Directions:
Find every line in the records below that holds the word "content" and copy it.

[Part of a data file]
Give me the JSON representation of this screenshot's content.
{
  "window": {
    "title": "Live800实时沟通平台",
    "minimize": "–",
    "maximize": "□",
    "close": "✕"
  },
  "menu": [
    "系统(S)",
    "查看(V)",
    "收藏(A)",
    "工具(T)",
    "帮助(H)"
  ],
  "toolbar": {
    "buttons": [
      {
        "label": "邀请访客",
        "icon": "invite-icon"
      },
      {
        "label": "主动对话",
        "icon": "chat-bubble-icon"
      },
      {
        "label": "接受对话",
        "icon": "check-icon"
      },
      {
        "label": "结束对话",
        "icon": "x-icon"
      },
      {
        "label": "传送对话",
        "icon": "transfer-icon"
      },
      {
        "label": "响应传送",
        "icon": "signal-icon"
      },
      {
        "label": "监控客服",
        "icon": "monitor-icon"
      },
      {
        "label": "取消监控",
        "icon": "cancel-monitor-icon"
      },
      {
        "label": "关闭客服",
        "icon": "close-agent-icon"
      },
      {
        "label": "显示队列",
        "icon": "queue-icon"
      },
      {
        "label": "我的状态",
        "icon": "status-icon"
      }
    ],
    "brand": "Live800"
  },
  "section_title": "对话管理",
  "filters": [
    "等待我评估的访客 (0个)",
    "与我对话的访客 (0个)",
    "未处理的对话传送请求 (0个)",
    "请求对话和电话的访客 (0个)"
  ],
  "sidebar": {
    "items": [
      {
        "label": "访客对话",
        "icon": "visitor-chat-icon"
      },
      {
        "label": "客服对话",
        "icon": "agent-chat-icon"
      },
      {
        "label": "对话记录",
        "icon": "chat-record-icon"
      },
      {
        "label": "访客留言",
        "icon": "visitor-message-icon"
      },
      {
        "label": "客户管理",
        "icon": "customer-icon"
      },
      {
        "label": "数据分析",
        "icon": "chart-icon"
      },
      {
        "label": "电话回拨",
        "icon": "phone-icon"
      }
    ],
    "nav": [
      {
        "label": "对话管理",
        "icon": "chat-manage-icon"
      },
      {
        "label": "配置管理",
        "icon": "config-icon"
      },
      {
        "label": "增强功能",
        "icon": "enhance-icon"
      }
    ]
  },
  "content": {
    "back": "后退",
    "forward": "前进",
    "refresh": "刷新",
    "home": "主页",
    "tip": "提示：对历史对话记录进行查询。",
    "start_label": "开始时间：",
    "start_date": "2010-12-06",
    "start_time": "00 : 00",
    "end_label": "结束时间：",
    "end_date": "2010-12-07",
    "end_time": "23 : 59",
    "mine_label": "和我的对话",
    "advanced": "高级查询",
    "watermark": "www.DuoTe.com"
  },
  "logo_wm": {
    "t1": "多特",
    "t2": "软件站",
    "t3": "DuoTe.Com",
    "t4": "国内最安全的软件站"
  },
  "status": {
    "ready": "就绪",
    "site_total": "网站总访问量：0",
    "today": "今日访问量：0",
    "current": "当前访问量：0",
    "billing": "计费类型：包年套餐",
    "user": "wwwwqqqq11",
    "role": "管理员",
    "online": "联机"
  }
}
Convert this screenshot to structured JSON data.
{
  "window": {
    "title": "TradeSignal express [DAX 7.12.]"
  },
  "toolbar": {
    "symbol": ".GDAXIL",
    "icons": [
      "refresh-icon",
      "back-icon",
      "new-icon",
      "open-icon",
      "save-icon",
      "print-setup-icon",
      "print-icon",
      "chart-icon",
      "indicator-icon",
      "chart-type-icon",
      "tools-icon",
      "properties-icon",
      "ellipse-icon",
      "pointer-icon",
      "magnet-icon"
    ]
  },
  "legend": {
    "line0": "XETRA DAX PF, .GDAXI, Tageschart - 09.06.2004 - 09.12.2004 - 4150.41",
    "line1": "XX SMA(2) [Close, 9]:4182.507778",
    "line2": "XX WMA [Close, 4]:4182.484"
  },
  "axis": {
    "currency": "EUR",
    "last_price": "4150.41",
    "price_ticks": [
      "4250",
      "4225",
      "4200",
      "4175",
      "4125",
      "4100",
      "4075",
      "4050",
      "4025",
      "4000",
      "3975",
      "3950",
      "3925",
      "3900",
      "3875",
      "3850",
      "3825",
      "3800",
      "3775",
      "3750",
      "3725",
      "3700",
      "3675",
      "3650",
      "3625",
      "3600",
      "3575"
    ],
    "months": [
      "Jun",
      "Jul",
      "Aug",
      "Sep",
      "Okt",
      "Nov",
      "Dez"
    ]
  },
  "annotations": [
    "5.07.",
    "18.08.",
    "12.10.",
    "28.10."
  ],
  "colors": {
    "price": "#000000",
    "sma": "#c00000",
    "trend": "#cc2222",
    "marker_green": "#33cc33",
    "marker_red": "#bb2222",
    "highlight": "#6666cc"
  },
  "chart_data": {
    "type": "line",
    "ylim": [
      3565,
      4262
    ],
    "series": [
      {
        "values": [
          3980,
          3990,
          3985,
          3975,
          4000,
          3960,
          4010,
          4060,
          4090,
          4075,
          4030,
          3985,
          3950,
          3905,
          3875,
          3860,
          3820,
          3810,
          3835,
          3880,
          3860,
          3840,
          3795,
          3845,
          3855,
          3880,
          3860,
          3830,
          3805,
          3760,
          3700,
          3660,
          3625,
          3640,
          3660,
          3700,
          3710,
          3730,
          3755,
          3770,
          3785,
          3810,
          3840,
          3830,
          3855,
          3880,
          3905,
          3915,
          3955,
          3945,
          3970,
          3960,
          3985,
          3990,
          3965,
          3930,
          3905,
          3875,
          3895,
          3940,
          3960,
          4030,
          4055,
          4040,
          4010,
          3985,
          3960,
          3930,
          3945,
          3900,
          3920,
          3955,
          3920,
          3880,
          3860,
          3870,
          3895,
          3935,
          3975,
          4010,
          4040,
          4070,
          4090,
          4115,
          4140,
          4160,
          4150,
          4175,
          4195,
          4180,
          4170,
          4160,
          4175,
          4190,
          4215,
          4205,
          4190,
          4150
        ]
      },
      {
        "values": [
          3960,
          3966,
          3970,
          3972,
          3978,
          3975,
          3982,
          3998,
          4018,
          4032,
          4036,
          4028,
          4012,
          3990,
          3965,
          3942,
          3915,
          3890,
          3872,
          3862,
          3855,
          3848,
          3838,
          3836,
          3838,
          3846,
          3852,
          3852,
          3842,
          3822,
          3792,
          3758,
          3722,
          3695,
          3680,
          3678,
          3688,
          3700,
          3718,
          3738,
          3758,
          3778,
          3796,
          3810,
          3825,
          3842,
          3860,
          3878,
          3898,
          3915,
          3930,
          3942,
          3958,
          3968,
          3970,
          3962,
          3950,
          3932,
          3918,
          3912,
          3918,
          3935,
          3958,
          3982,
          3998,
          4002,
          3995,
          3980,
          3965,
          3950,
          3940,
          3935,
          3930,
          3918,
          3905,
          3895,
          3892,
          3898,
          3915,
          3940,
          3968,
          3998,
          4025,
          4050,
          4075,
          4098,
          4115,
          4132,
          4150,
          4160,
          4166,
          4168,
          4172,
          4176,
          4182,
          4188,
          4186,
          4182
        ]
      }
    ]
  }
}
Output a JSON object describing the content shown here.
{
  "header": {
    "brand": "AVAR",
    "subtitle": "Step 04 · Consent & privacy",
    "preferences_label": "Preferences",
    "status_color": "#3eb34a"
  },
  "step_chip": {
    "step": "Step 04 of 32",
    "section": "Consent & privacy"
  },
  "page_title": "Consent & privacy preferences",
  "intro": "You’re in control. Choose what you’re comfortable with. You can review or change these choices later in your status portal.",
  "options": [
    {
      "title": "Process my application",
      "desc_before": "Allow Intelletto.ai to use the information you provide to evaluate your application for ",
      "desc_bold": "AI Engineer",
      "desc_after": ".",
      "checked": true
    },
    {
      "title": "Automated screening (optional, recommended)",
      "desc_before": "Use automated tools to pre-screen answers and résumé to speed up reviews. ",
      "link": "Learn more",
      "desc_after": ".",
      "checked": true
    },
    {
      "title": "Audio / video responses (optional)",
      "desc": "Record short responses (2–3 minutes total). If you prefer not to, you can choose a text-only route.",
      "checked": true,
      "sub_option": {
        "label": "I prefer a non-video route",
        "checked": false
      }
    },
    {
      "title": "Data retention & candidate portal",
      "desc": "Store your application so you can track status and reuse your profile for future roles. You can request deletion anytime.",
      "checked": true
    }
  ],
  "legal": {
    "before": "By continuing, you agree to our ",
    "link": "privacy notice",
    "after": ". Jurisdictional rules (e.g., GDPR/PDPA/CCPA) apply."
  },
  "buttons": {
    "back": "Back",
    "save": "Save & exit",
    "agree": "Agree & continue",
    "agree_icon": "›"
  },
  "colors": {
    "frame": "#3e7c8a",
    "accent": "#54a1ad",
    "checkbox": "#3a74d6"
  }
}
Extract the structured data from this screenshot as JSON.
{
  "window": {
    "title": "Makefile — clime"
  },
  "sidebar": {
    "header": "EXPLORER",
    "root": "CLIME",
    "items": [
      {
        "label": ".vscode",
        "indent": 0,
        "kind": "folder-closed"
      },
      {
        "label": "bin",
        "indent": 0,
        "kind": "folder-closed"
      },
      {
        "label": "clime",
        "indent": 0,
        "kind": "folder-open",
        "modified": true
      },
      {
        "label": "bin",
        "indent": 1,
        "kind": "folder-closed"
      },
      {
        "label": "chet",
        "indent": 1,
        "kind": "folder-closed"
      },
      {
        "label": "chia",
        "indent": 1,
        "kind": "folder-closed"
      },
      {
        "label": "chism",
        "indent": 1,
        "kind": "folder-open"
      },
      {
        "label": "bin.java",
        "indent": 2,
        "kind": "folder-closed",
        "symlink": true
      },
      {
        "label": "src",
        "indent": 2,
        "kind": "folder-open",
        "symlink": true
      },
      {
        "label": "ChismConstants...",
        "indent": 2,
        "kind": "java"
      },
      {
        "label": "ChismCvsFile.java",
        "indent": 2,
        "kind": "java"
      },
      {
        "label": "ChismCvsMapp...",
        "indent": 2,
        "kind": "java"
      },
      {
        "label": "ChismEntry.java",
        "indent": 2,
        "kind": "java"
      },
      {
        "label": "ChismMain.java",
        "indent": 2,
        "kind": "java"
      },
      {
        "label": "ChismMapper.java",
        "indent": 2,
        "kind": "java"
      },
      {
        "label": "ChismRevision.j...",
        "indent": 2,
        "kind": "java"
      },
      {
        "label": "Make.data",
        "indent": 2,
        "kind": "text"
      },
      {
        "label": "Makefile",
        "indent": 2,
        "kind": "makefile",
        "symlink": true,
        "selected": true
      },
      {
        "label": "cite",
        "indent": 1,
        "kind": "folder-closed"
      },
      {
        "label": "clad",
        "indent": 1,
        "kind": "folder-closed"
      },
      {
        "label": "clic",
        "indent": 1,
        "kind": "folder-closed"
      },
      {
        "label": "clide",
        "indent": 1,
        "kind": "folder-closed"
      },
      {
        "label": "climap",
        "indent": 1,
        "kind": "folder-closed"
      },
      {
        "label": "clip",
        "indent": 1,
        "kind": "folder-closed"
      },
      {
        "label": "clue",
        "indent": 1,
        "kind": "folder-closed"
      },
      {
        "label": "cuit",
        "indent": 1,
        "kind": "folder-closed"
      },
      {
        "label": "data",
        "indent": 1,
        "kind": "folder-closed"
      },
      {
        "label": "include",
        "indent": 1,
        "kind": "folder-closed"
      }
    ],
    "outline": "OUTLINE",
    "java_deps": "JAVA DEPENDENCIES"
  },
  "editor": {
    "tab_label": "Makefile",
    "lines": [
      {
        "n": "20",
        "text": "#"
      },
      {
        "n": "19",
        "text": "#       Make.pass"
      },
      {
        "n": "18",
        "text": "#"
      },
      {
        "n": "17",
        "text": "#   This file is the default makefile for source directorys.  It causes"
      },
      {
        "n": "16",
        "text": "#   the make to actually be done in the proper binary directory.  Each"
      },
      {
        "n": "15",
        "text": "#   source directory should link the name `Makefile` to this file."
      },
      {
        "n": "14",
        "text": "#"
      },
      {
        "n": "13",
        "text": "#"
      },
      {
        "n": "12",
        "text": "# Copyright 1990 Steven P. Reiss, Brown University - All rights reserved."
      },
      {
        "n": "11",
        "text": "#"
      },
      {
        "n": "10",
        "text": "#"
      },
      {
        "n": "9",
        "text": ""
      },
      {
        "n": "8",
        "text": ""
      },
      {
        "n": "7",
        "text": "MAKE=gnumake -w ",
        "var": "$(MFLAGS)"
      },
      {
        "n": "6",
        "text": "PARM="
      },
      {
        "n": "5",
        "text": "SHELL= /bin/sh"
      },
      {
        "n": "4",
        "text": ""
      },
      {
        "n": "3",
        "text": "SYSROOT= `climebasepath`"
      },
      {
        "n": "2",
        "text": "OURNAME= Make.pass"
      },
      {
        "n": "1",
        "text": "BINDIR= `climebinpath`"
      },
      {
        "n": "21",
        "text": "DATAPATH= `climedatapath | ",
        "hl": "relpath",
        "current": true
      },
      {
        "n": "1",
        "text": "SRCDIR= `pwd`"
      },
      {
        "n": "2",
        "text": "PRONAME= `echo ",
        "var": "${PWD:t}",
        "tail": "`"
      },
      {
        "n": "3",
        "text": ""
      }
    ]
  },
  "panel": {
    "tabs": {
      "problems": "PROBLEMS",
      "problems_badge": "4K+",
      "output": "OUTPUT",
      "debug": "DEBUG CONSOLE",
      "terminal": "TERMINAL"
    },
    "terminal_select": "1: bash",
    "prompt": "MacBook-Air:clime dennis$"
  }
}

Exercise result:
Give me the JSON representation of this screenshot's content.
  "content": {
Output a JSON object describing the content shown here.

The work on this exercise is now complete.